* start RECORDS FOR THIS EXERCISE *

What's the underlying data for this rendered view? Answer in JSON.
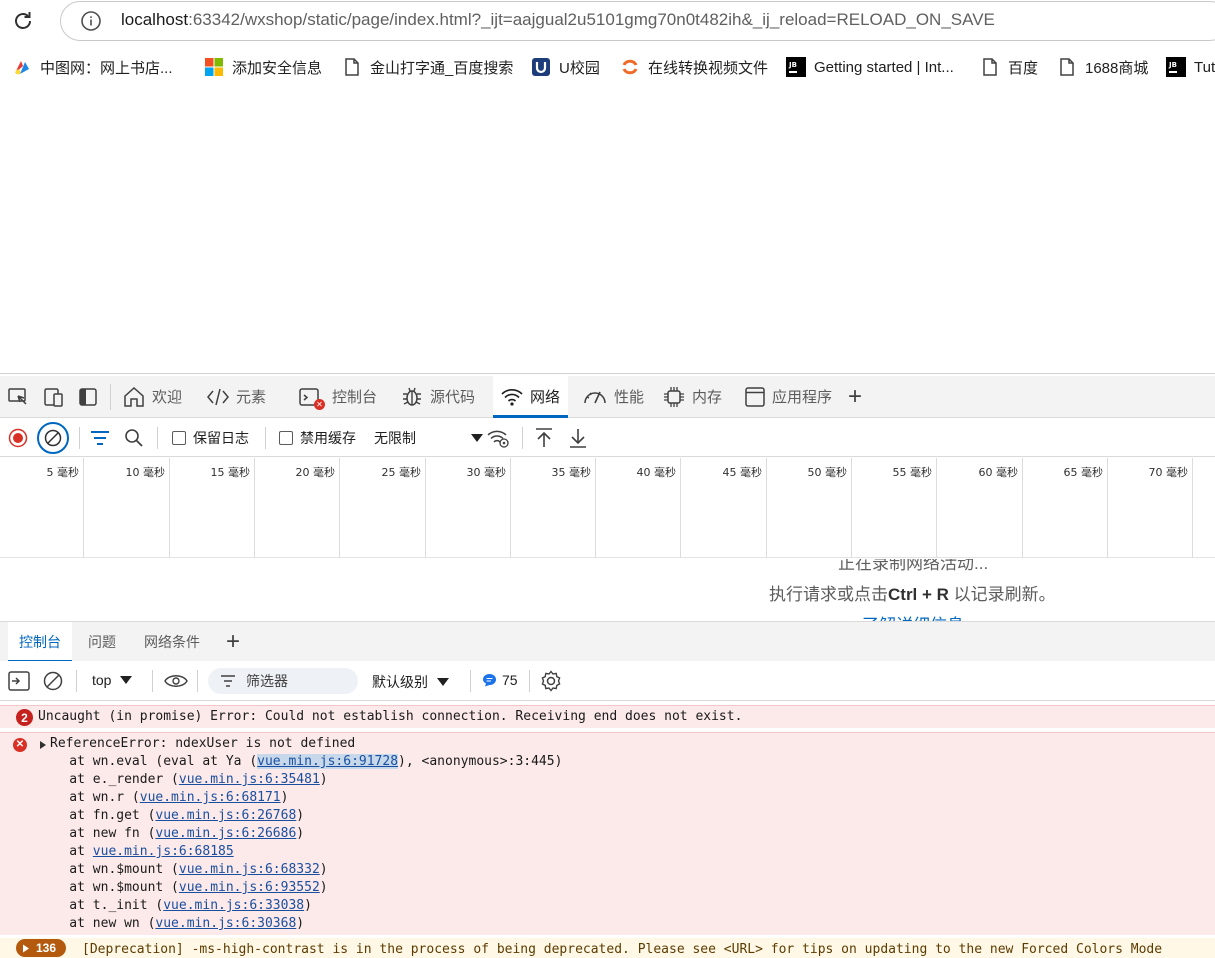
{
  "browser": {
    "url_host": "localhost",
    "url_rest": ":63342/wxshop/static/page/index.html?_ijt=aajgual2u5101gmg70n0t482ih&_ij_reload=RELOAD_ON_SAVE",
    "bookmarks": [
      {
        "label": "中图网：网上书店...",
        "icon": "zhongtu-icon"
      },
      {
        "label": "添加安全信息",
        "icon": "microsoft-icon"
      },
      {
        "label": "金山打字通_百度搜索",
        "icon": "page-icon"
      },
      {
        "label": "U校园",
        "icon": "u-icon"
      },
      {
        "label": "在线转换视频文件",
        "icon": "convert-icon"
      },
      {
        "label": "Getting started | Int...",
        "icon": "jetbrains-icon"
      },
      {
        "label": "百度",
        "icon": "page-icon"
      },
      {
        "label": "1688商城",
        "icon": "page-icon"
      },
      {
        "label": "Tut",
        "icon": "jetbrains-icon"
      }
    ]
  },
  "devtools": {
    "tabs": [
      {
        "label": "欢迎",
        "icon": "home-icon"
      },
      {
        "label": "元素",
        "icon": "code-icon"
      },
      {
        "label": "控制台",
        "icon": "console-icon"
      },
      {
        "label": "源代码",
        "icon": "bug-icon"
      },
      {
        "label": "网络",
        "icon": "wifi-icon",
        "active": true
      },
      {
        "label": "性能",
        "icon": "performance-icon"
      },
      {
        "label": "内存",
        "icon": "chip-icon"
      },
      {
        "label": "应用程序",
        "icon": "application-icon"
      }
    ],
    "add_tab": "+",
    "network": {
      "preserve_log": "保留日志",
      "disable_cache": "禁用缓存",
      "throttling": "无限制",
      "timeline_ticks": [
        "5 毫秒",
        "10 毫秒",
        "15 毫秒",
        "20 毫秒",
        "25 毫秒",
        "30 毫秒",
        "35 毫秒",
        "40 毫秒",
        "45 毫秒",
        "50 毫秒",
        "55 毫秒",
        "60 毫秒",
        "65 毫秒",
        "70 毫秒"
      ],
      "empty_top": "正在录制网络活动...",
      "empty_pre": "执行请求或点击",
      "empty_key1": "Ctrl",
      "empty_plus": " + ",
      "empty_key2": "R",
      "empty_post": " 以记录刷新。",
      "empty_link": "了解详细信息"
    },
    "drawer": {
      "tabs": [
        "控制台",
        "问题",
        "网络条件"
      ],
      "add": "+"
    },
    "console": {
      "context": "top",
      "filter_placeholder": "筛选器",
      "levels": "默认级别",
      "message_count": "75",
      "messages": {
        "error1": {
          "count": "2",
          "text": "Uncaught (in promise) Error: Could not establish connection. Receiving end does not exist."
        },
        "error2": {
          "head": "ReferenceError: ndexUser is not defined",
          "stack": [
            {
              "pre": "    at wn.eval (eval at Ya (",
              "link": "vue.min.js:6:91728",
              "post": "), <anonymous>:3:445)"
            },
            {
              "pre": "    at e._render (",
              "link": "vue.min.js:6:35481",
              "post": ")"
            },
            {
              "pre": "    at wn.r (",
              "link": "vue.min.js:6:68171",
              "post": ")"
            },
            {
              "pre": "    at fn.get (",
              "link": "vue.min.js:6:26768",
              "post": ")"
            },
            {
              "pre": "    at new fn (",
              "link": "vue.min.js:6:26686",
              "post": ")"
            },
            {
              "pre": "    at ",
              "link": "vue.min.js:6:68185",
              "post": ""
            },
            {
              "pre": "    at wn.$mount (",
              "link": "vue.min.js:6:68332",
              "post": ")"
            },
            {
              "pre": "    at wn.$mount (",
              "link": "vue.min.js:6:93552",
              "post": ")"
            },
            {
              "pre": "    at t._init (",
              "link": "vue.min.js:6:33038",
              "post": ")"
            },
            {
              "pre": "    at new wn (",
              "link": "vue.min.js:6:30368",
              "post": ")"
            }
          ]
        },
        "warning": {
          "count": "136",
          "text": "[Deprecation] -ms-high-contrast is in the process of being deprecated. Please see <URL> for tips on updating to the new Forced Colors Mode"
        }
      }
    }
  }
}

* end RECORDS FOR THIS EXERCISE *

◆ EXERCISE REQUIREMENTS ◆
Except for the pictures, copy every line of the records above exactly.

◆ EXERCISE RESULT ◆
What's the underlying data for this rendered view? Answer in JSON.
{
  "browser": {
    "url_host": "localhost",
    "url_rest": ":63342/wxshop/static/page/index.html?_ijt=aajgual2u5101gmg70n0t482ih&_ij_reload=RELOAD_ON_SAVE",
    "bookmarks": [
      {
        "label": "中图网：网上书店...",
        "icon": "zhongtu-icon"
      },
      {
        "label": "添加安全信息",
        "icon": "microsoft-icon"
      },
      {
        "label": "金山打字通_百度搜索",
        "icon": "page-icon"
      },
      {
        "label": "U校园",
        "icon": "u-icon"
      },
      {
        "label": "在线转换视频文件",
        "icon": "convert-icon"
      },
      {
        "label": "Getting started | Int...",
        "icon": "jetbrains-icon"
      },
      {
        "label": "百度",
        "icon": "page-icon"
      },
      {
        "label": "1688商城",
        "icon": "page-icon"
      },
      {
        "label": "Tut",
        "icon": "jetbrains-icon"
      }
    ]
  },
  "devtools": {
    "tabs": [
      {
        "label": "欢迎",
        "icon": "home-icon"
      },
      {
        "label": "元素",
        "icon": "code-icon"
      },
      {
        "label": "控制台",
        "icon": "console-icon"
      },
      {
        "label": "源代码",
        "icon": "bug-icon"
      },
      {
        "label": "网络",
        "icon": "wifi-icon",
        "active": true
      },
      {
        "label": "性能",
        "icon": "performance-icon"
      },
      {
        "label": "内存",
        "icon": "chip-icon"
      },
      {
        "label": "应用程序",
        "icon": "application-icon"
      }
    ],
    "add_tab": "+",
    "network": {
      "preserve_log": "保留日志",
      "disable_cache": "禁用缓存",
      "throttling": "无限制",
      "timeline_ticks": [
        "5 毫秒",
        "10 毫秒",
        "15 毫秒",
        "20 毫秒",
        "25 毫秒",
        "30 毫秒",
        "35 毫秒",
        "40 毫秒",
        "45 毫秒",
        "50 毫秒",
        "55 毫秒",
        "60 毫秒",
        "65 毫秒",
        "70 毫秒"
      ],
      "empty_top": "正在录制网络活动...",
      "empty_pre": "执行请求或点击",
      "empty_key1": "Ctrl",
      "empty_plus": " + ",
      "empty_key2": "R",
      "empty_post": " 以记录刷新。",
      "empty_link": "了解详细信息"
    },
    "drawer": {
      "tabs": [
        "控制台",
        "问题",
        "网络条件"
      ],
      "add": "+"
    },
    "console": {
      "context": "top",
      "filter_placeholder": "筛选器",
      "levels": "默认级别",
      "message_count": "75",
      "messages": {
        "error1": {
          "count": "2",
          "text": "Uncaught (in promise) Error: Could not establish connection. Receiving end does not exist."
        },
        "error2": {
          "head": "ReferenceError: ndexUser is not defined",
          "stack": [
            {
              "pre": "    at wn.eval (eval at Ya (",
              "link": "vue.min.js:6:91728",
              "post": "), <anonymous>:3:445)"
            },
            {
              "pre": "    at e._render (",
              "link": "vue.min.js:6:35481",
              "post": ")"
            },
            {
              "pre": "    at wn.r (",
              "link": "vue.min.js:6:68171",
              "post": ")"
            },
            {
              "pre": "    at fn.get (",
              "link": "vue.min.js:6:26768",
              "post": ")"
            },
            {
              "pre": "    at new fn (",
              "link": "vue.min.js:6:26686",
              "post": ")"
            },
            {
              "pre": "    at ",
              "link": "vue.min.js:6:68185",
              "post": ""
            },
            {
              "pre": "    at wn.$mount (",
              "link": "vue.min.js:6:68332",
              "post": ")"
            },
            {
              "pre": "    at wn.$mount (",
              "link": "vue.min.js:6:93552",
              "post": ")"
            },
            {
              "pre": "    at t._init (",
              "link": "vue.min.js:6:33038",
              "post": ")"
            },
            {
              "pre": "    at new wn (",
              "link": "vue.min.js:6:30368",
              "post": ")"
            }
          ]
        },
        "warning": {
          "count": "136",
          "text": "[Deprecation] -ms-high-contrast is in the process of being deprecated. Please see <URL> for tips on updating to the new Forced Colors Mode"
        }
      }
    }
  }
}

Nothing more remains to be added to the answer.